- [WHAT THE TASK ASKS]:
Which lines hold the word "regular"? Show each of them.

>> begin INFORMATION PROVIDED

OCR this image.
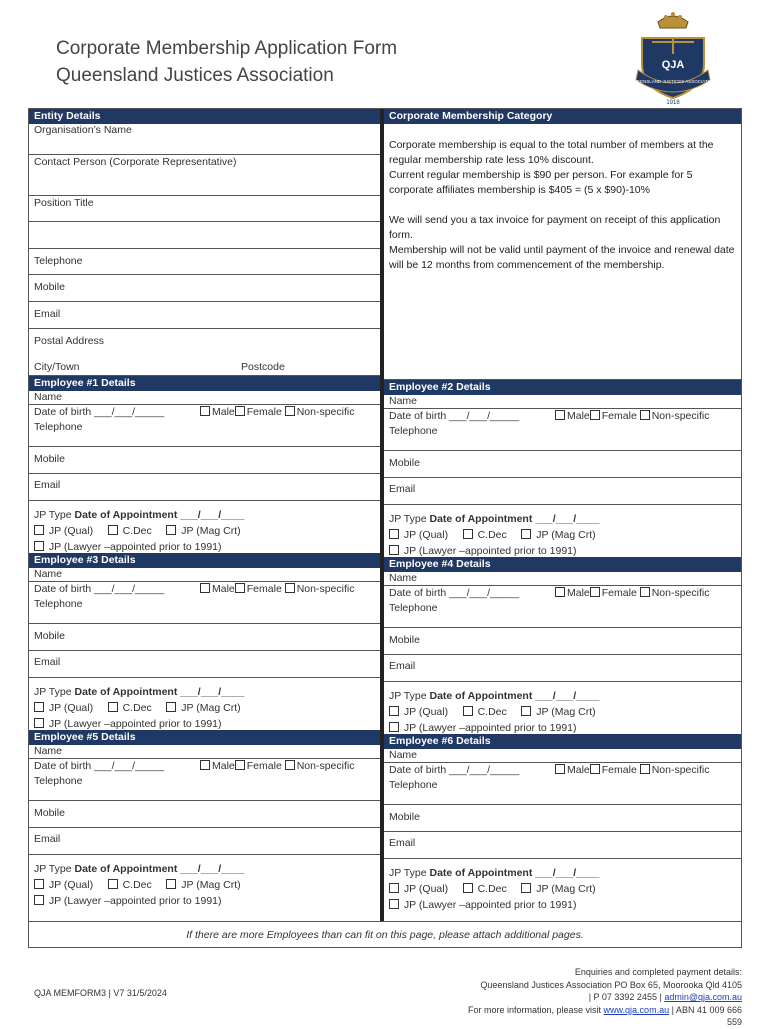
Corporate Membership Application Form
Queensland Justices Association	QJA
QUEENSLAND JUSTICES ASSOCIATION
1918
Entity Details
Organisation’s Name
Contact Person (Corporate Representative)
Position Title
Telephone
Mobile
Email
Postal Address
City/Town	Postcode
Employee #1 Details
Name
Date of birth ___/___/_____	Male Female Non-specific
Telephone
Mobile
Email
JP Type Date of Appointment ___/___/____
JP (Qual)	C.Dec	JP (Mag Crt)
JP (Lawyer –appointed prior to 1991)
Employee #3 Details
Name
Date of birth ___/___/_____	Male Female Non-specific
Telephone
Mobile
Email
JP Type Date of Appointment ___/___/____
JP (Qual)	C.Dec	JP (Mag Crt)
JP (Lawyer –appointed prior to 1991)
Employee #5 Details
Name
Date of birth ___/___/_____	Male Female Non-specific
Telephone
Mobile
Email
JP Type Date of Appointment ___/___/____
JP (Qual)	C.Dec	JP (Mag Crt)
JP (Lawyer –appointed prior to 1991)
Corporate Membership Category
Corporate membership is equal to the total number of members at the regular membership rate less 10% discount.
Current regular membership is $90 per person. For example for 5 corporate affiliates membership is $405 = (5 x $90)-10%
We will send you a tax invoice for payment on receipt of this application form.
Membership will not be valid until payment of the invoice and renewal date will be 12 months from commencement of the membership.
Employee #2 Details
Name
Date of birth ___/___/_____	Male Female Non-specific
Telephone
Mobile
Email
JP Type Date of Appointment ___/___/____
JP (Qual)	C.Dec	JP (Mag Crt)
JP (Lawyer –appointed prior to 1991)
Employee #4 Details
Name
Date of birth ___/___/_____	Male Female Non-specific
Telephone
Mobile
Email
JP Type Date of Appointment ___/___/____
JP (Qual)	C.Dec	JP (Mag Crt)
JP (Lawyer –appointed prior to 1991)
Employee #6 Details
Name
Date of birth ___/___/_____	Male Female Non-specific
Telephone
Mobile
Email
JP Type Date of Appointment ___/___/____
JP (Qual)	C.Dec	JP (Mag Crt)
JP (Lawyer –appointed prior to 1991)
If there are more Employees than can fit on this page, please attach additional pages.
QJA MEMFORM3 | V7 31/5/2024
Enquiries and completed payment details:
Queensland Justices Association PO Box 65, Moorooka Qld 4105
| P 07 3392 2455 | admin@qja.com.au
For more information, please visit www.qja.com.au | ABN 41 009 666
559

>> end INFORMATION PROVIDED

- [RESPONSE]:
Corporate membership is equal to the total number of members at the regular membership rate less 10% discount.
Current regular membership is $90 per person. For example for 5 corporate affiliates membership is $405 = (5 x $90)-10%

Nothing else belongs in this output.